Excerpt start

Statistical - Cubic Regression (Cubic Spline Fit) ?

[jonmoore]

When using desktop CAS/statistical packages, I often find that a cubic spline regression provides the best fit, for the data I'm analysing. The TI Nspire includes cubic regression as standard as do Casio calculators such as the CG50 (and its ancestors), and I wondered if there are any great examples of cubic regression on HP calculators.

For smaller data sets, I tend to use the Curve Fitting routines included in SandMath on my DM41x these days (originally found on the venerable AECROM), as this includes a best-fit routine but cubic regression\spline\curve isn't one of the options.

And any of the good routines I've encountered on RPL calculators 48/50 are emulations of the AECROM routines and the story is much the same on the Prime.

I'm sure something exists somewhere in the HP ecosystem. And it may be labelled polynomial regression as this is ultimately the expression describing the spline (be it Quadratic/Cubic/Quartic etc.). But I've not found it on my travels to date.

Any suggestions will be most gratefully received.

[Gjermund Skailand]

I suggest you take a look at hpcalc.
For the hp49/50
https://www.hpcalc.org/hp49/math/numeric/intpol23.zip
there is also a version for the hp48
br Gjermund

[jonmoore]

@Gjermund | Thanks for the recommendation. It's not exactly what I'm looking for, but it's something which will come in useful nonetheless.

Excerpt end

**Short task 1**
How would you render the sentence "Any suggestions will be most gratefully received." from the cubic regression thread in French?
The forum thread and the rows come from unrelated sources.

Items start

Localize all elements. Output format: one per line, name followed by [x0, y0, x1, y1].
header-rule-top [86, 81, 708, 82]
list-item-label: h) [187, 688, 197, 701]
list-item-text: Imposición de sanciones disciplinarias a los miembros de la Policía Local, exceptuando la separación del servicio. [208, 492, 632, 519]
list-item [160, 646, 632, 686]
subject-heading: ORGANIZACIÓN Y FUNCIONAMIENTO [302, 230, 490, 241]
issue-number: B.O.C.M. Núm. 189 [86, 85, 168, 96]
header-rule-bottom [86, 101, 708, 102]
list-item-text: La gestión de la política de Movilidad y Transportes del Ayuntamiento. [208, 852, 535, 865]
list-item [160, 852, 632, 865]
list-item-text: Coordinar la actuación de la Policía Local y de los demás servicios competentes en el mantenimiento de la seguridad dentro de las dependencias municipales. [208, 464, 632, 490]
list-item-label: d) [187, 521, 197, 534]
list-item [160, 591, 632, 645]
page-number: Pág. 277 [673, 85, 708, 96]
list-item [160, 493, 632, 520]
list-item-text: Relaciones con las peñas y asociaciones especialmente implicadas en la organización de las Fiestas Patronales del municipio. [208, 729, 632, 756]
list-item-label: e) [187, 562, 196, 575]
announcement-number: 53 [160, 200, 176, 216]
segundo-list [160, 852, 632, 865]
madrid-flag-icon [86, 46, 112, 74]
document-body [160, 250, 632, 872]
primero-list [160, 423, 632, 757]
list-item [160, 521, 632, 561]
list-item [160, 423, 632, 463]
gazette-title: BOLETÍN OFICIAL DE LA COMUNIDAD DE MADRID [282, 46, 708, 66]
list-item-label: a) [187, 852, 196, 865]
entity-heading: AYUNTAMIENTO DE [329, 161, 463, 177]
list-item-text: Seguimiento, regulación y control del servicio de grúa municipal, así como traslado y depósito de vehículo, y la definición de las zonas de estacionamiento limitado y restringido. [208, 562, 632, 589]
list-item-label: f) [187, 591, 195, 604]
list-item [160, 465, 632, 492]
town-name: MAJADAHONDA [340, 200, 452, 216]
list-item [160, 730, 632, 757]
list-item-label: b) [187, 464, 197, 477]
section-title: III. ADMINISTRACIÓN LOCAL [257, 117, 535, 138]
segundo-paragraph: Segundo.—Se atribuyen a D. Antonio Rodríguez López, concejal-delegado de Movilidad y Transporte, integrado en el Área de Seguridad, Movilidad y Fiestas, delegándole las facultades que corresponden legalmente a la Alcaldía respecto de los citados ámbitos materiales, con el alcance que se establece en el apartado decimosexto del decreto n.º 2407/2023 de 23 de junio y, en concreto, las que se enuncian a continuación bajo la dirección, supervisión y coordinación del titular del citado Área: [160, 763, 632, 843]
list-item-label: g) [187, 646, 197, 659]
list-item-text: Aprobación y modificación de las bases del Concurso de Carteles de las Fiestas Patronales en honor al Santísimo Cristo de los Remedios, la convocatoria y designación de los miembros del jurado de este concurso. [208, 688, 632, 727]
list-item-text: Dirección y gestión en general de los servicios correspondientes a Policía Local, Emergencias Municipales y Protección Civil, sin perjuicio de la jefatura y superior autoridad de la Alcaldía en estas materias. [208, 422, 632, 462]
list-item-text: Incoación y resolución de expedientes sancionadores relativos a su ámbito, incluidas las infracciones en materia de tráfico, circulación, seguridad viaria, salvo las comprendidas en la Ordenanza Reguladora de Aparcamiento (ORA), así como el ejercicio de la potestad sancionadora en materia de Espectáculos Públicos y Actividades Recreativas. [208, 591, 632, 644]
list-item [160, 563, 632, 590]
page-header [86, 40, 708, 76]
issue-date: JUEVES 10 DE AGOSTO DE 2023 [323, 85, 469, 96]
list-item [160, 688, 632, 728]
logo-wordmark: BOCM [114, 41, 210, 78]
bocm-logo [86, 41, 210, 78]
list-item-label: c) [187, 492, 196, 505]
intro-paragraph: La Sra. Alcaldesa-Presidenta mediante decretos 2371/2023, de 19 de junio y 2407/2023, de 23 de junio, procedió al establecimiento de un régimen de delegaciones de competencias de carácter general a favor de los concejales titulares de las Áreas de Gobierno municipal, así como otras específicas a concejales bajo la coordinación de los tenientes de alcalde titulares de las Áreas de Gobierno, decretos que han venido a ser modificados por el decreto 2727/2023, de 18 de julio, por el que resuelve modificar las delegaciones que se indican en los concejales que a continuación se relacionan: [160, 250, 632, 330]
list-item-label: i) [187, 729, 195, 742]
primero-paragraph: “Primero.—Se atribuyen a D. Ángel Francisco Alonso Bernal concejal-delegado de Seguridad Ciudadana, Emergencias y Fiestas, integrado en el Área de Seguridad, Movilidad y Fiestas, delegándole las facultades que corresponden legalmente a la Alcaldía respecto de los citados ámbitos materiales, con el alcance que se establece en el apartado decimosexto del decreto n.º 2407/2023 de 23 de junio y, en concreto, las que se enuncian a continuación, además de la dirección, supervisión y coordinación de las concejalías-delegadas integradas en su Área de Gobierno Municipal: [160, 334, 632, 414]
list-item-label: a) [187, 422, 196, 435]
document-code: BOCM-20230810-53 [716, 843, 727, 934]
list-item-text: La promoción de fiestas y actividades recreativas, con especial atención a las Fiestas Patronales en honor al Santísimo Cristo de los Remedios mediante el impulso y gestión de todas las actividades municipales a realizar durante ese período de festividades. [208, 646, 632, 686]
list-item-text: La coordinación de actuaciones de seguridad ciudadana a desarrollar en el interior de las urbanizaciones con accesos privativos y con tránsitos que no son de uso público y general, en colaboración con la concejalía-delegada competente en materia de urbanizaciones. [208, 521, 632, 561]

Items end

**Short task 2**
Can you return everything in the rows from the very first line down to the line containing "header-rule-bottom [86, 101, 708, 102]", with both of those lines included?

**Full answer 1**
Toute suggestion sera reçue avec la plus grande gratitude.

**Full answer 2**
Localize all elements. Output format: one per line, name followed by [x0, y0, x1, y1].
header-rule-top [86, 81, 708, 82]
list-item-label: h) [187, 688, 197, 701]
list-item-text: Imposición de sanciones disciplinarias a los miembros de la Policía Local, exceptuando la separación del servicio. [208, 492, 632, 519]
list-item [160, 646, 632, 686]
subject-heading: ORGANIZACIÓN Y FUNCIONAMIENTO [302, 230, 490, 241]
issue-number: B.O.C.M. Núm. 189 [86, 85, 168, 96]
header-rule-bottom [86, 101, 708, 102]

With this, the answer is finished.